**Given instruction A**
Restate the paragraph of the sales terms beginning "2. Limitation on Claims" more briefly, keeping its main facts.
**Given instruction B**
Reproduce everything in the sales terms from "4. Stenographic Errors." down to "will be void.", substituting "Purchaser" for "Buyer".

**Source passage**
□ □ □ □

1. Limitation on Liability. Buyer agrees PAC shall not be liable for any direct, indirect, incidental, punitive or consequential damages, including lost profits, lost savings or loss of use, whether Buyer's claim is based in contract, tort, warranty, strict liability or otherwise, which Buyer may suffer for any reason, including reasons attributable to PAC. Buyer agrees these limitations on PAC's liability are reasonable and reflected in the amounts charged by PAC for its products.
2. Limitation on Claims. Any litigation proceedings with respect to defective or nonconforming products or any other claim, whether based in contract, tort, warranty, strict liability or otherwise, must be filed by Buyer within twelve (12) months from the date of shipment of the products or such claim will be precluded by limitations.
3. Force Majeure. PAC shall not be liable for either direct or consequential damage caused, either directly or indirectly, as a result of any delay in delivery of failure to perform based upon: (i) any act of God, including but not limited to natural disaster, such as fires, floods, earthquakes or tornadoes; (ii) conditions of strikes, labor disputes or difficulties, riots, war or embargo; or (iii) acts or requirements of governmental or civil authority or restrictive import duties.
1. Standard Limited Warranty. The terms of PAC's Standard Limited Warranty are incorporated herein by reference.
2. Remanufactured Parts. Products sold by PAC may contain remanufactured parts. All spare parts sold by PAC will be new or equivalent to new.
3. Product Changes. PAC, in its sole discretion, may modify the design and construction of its products and will have no obligation to retrofit previously sold products.
4. Stenographic Errors. Any stenographic or clerical errors will be subject to correction and will not be binding upon either PAC or Buyer.
5. Buyer Data. If any data supplied by Buyer, whether in the form of Buyer specifications or pursuant to any purchase order or other documentation, proves to be inaccurate, any warranties or other related obligations of PAC relying thereon will be void.
6. Governmental Procurement. No governmental procurement regulations or contractual clauses will be binding upon either PAC or Buyer unless such regulations or clauses are required by law or are mutually agreed to by PAC and Buyer.
7. Export. Buyer agrees to comply with all applicable export and re-export control laws and regulations, including the Export Administration Regulations ("EAR") maintained by the U.S. Department of Commerce, trade and economic sanctions regulations maintained by the Treasury Department's Office of Foreign Assets Control ("OFAC") and the International Traffic in Arms Regulations ("ITAR") maintained by the Department of State. At the time the order is placed, Buyer will identify to PAC's satisfaction the end-user application and/or dual applications for the products to be purchased. PAC reserves the exclusive right to refuse to accept any purchase order. Buyer will be responsible for obtaining any license required under EAR, OFAC regulations or ITAR. PAC will identify in writing to Buyer those items, technology and software for which an export license is required and provide export classification and licensing information necessary for export documents, including but not limited to the appropriate Export Control Classification Number ("ECCN") from the Commerce Control List, the applicability of license exceptions, license numbers and copies of licenses. Buyer agrees to indemnify PAC for any fines, penalties, claims, losses, damages, costs (including legal costs), expenses and liabilities that may arise as a result of Buyer's breach of this Section.

□ □ □ □

Lines of data
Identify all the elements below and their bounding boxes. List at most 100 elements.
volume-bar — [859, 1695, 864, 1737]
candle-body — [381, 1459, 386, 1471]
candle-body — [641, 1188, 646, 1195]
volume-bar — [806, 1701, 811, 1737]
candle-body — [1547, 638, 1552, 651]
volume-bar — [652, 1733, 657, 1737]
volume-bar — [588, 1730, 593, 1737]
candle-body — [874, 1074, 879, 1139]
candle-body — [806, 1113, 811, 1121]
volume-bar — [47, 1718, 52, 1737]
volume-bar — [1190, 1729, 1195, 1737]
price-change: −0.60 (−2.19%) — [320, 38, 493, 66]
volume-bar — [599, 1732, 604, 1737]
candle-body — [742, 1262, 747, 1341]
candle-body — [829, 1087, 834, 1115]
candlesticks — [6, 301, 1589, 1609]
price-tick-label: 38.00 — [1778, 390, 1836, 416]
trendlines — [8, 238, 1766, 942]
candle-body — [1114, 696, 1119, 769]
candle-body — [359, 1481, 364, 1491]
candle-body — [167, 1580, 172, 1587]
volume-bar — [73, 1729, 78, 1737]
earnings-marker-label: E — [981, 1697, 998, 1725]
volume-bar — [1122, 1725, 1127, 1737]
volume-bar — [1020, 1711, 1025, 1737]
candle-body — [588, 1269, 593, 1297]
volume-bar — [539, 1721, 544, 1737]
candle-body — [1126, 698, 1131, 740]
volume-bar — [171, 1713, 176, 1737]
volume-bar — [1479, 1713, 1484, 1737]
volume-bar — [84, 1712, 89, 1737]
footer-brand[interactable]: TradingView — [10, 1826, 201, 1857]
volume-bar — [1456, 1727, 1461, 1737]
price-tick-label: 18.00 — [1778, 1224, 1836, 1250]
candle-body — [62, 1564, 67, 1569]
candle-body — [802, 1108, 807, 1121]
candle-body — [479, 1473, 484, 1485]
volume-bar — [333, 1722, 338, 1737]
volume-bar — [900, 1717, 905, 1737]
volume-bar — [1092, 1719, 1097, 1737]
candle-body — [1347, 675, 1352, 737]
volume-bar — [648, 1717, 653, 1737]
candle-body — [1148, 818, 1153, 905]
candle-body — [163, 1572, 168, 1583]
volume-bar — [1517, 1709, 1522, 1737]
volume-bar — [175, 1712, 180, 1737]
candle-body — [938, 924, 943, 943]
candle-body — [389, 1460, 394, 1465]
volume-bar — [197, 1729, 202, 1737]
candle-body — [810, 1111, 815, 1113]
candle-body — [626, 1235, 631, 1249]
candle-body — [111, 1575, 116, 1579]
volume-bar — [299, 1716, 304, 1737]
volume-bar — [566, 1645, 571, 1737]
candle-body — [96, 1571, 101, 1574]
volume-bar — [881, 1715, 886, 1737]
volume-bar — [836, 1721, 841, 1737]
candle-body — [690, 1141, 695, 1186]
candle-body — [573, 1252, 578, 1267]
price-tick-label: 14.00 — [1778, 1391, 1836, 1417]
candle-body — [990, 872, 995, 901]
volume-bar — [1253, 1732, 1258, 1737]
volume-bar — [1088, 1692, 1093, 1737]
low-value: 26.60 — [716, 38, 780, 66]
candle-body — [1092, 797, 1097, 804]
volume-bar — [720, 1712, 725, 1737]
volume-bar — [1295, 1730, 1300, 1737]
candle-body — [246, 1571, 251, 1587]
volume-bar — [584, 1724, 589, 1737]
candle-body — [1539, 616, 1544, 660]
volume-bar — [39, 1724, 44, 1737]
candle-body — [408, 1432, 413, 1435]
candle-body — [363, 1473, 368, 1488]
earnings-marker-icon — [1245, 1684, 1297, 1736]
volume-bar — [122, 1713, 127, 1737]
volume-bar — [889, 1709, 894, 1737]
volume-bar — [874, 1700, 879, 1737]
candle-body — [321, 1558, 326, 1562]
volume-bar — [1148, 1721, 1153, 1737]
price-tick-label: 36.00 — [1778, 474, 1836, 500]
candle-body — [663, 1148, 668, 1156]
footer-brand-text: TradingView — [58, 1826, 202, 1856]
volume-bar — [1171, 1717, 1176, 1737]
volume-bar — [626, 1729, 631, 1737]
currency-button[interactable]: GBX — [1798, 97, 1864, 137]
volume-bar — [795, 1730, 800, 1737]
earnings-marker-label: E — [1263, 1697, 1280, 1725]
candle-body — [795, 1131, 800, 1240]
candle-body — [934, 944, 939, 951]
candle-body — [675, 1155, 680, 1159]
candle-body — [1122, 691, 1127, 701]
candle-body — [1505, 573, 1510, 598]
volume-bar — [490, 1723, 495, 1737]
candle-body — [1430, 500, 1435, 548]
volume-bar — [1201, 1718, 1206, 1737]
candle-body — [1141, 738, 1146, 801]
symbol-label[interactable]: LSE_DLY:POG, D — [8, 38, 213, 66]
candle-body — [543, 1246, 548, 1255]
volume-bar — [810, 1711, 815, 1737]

□ □ □ □

**Written reply A**
Buyer must file any litigation over defective or nonconforming products, or any other claim (whether based in contract, tort, warranty, strict liability or otherwise), within twelve months of the products' shipment date. Otherwise the claim is precluded by limitations.

**Written reply B**
4. Stenographic Errors. Any stenographic or clerical errors will be subject to correction and will not be binding upon either PAC or Purchaser.
5. Purchaser Data. If any data supplied by Purchaser, whether in the form of Purchaser specifications or pursuant to any purchase order or other documentation, proves to be inaccurate, any warranties or other related obligations of PAC relying thereon will be void.